**THE TASK:** Extract the full listing below without altering a single character.

Stored entries
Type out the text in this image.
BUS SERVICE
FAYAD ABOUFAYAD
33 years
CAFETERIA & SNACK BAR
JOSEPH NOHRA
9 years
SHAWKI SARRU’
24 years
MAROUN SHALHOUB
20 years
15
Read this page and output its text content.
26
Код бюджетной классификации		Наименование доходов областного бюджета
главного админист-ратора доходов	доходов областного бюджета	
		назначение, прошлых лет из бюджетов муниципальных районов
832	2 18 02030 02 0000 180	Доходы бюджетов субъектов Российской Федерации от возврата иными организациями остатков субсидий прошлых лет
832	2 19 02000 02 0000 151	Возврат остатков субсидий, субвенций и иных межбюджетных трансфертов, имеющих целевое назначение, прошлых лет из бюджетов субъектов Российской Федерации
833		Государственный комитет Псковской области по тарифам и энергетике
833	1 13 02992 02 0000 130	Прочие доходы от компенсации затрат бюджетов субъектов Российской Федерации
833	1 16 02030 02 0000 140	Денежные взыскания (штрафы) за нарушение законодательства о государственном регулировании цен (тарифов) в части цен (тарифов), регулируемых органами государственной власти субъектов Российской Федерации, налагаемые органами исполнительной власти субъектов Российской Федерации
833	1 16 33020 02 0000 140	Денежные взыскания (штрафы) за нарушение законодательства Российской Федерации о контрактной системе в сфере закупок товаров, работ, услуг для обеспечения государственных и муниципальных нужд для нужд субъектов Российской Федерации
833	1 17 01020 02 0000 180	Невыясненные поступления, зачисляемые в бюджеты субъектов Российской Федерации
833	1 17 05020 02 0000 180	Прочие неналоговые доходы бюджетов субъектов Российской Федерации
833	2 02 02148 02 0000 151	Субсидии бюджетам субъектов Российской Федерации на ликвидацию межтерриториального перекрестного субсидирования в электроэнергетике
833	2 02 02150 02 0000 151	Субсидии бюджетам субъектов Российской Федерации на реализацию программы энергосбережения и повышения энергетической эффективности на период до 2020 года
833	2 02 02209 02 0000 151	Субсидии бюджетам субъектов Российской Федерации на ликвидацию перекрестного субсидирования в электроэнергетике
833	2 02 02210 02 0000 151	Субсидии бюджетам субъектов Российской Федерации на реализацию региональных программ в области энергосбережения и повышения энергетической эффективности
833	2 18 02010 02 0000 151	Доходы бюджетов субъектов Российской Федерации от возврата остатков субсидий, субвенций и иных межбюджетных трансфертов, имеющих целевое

**FINISHED ANSWER:**
Type out the text in this image.
BUS SERVICE
FAYAD ABOUFAYAD
33 years
CAFETERIA & SNACK BAR
JOSEPH NOHRA
9 years
SHAWKI SARRU’
24 years
MAROUN SHALHOUB
20 years
15
Read this page and output its text content.
26
Код бюджетной классификации		Наименование доходов областного бюджета
главного админист-ратора доходов	доходов областного бюджета	
		назначение, прошлых лет из бюджетов муниципальных районов
832	2 18 02030 02 0000 180	Доходы бюджетов субъектов Российской Федерации от возврата иными организациями остатков субсидий прошлых лет
832	2 19 02000 02 0000 151	Возврат остатков субсидий, субвенций и иных межбюджетных трансфертов, имеющих целевое назначение, прошлых лет из бюджетов субъектов Российской Федерации
833		Государственный комитет Псковской области по тарифам и энергетике
833	1 13 02992 02 0000 130	Прочие доходы от компенсации затрат бюджетов субъектов Российской Федерации
833	1 16 02030 02 0000 140	Денежные взыскания (штрафы) за нарушение законодательства о государственном регулировании цен (тарифов) в части цен (тарифов), регулируемых органами государственной власти субъектов Российской Федерации, налагаемые органами исполнительной власти субъектов Российской Федерации
833	1 16 33020 02 0000 140	Денежные взыскания (штрафы) за нарушение законодательства Российской Федерации о контрактной системе в сфере закупок товаров, работ, услуг для обеспечения государственных и муниципальных нужд для нужд субъектов Российской Федерации
833	1 17 01020 02 0000 180	Невыясненные поступления, зачисляемые в бюджеты субъектов Российской Федерации
833	1 17 05020 02 0000 180	Прочие неналоговые доходы бюджетов субъектов Российской Федерации
833	2 02 02148 02 0000 151	Субсидии бюджетам субъектов Российской Федерации на ликвидацию межтерриториального перекрестного субсидирования в электроэнергетике
833	2 02 02150 02 0000 151	Субсидии бюджетам субъектов Российской Федерации на реализацию программы энергосбережения и повышения энергетической эффективности на период до 2020 года
833	2 02 02209 02 0000 151	Субсидии бюджетам субъектов Российской Федерации на ликвидацию перекрестного субсидирования в электроэнергетике
833	2 02 02210 02 0000 151	Субсидии бюджетам субъектов Российской Федерации на реализацию региональных программ в области энергосбережения и повышения энергетической эффективности
833	2 18 02010 02 0000 151	Доходы бюджетов субъектов Российской Федерации от возврата остатков субсидий, субвенций и иных межбюджетных трансфертов, имеющих целевое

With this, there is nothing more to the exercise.